(begin)

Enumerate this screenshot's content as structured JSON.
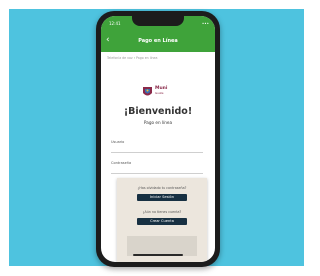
{
  "status": {
    "time": "12:41",
    "signal": "•••"
  },
  "appbar": {
    "title": "Pago en Línea"
  },
  "breadcrumb": {
    "part1": "Telefonía de voz",
    "part2": "Pago en línea"
  },
  "brand": {
    "name": "Muni",
    "sub": "Guate"
  },
  "welcome": {
    "title": "¡Bienvenido!",
    "subtitle": "Pago en línea"
  },
  "form": {
    "user_label": "Usuario",
    "password_label": "Contraseña"
  },
  "overlay": {
    "question1": "¿Has olvidado tu contraseña?",
    "login_button": "Iniciar Sesión",
    "question2": "¿Aún no tienes cuenta?",
    "create_button": "Crear Cuenta"
  }
}
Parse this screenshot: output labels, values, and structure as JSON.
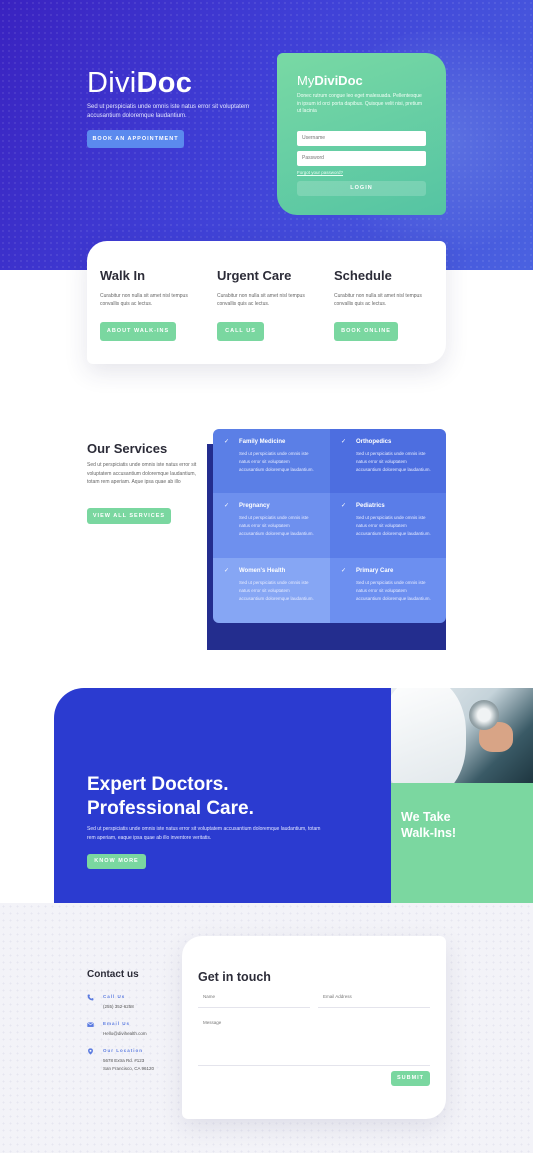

(end)

§ **What is expected**: Your task is an exact transcription of all the data, minus the pictures.

§ **Full output**:
Enumerate this screenshot's content as structured JSON.
{
  "status": {
    "time": "12:41",
    "signal": "•••"
  },
  "appbar": {
    "title": "Pago en Línea"
  },
  "breadcrumb": {
    "part1": "Telefonía de voz",
    "part2": "Pago en línea"
  },
  "brand": {
    "name": "Muni",
    "sub": "Guate"
  },
  "welcome": {
    "title": "¡Bienvenido!",
    "subtitle": "Pago en línea"
  },
  "form": {
    "user_label": "Usuario",
    "password_label": "Contraseña"
  },
  "overlay": {
    "question1": "¿Has olvidado tu contraseña?",
    "login_button": "Iniciar Sesión",
    "question2": "¿Aún no tienes cuenta?",
    "create_button": "Crear Cuenta"
  }
}
Parse this screenshot: output labels, values, and structure as JSON.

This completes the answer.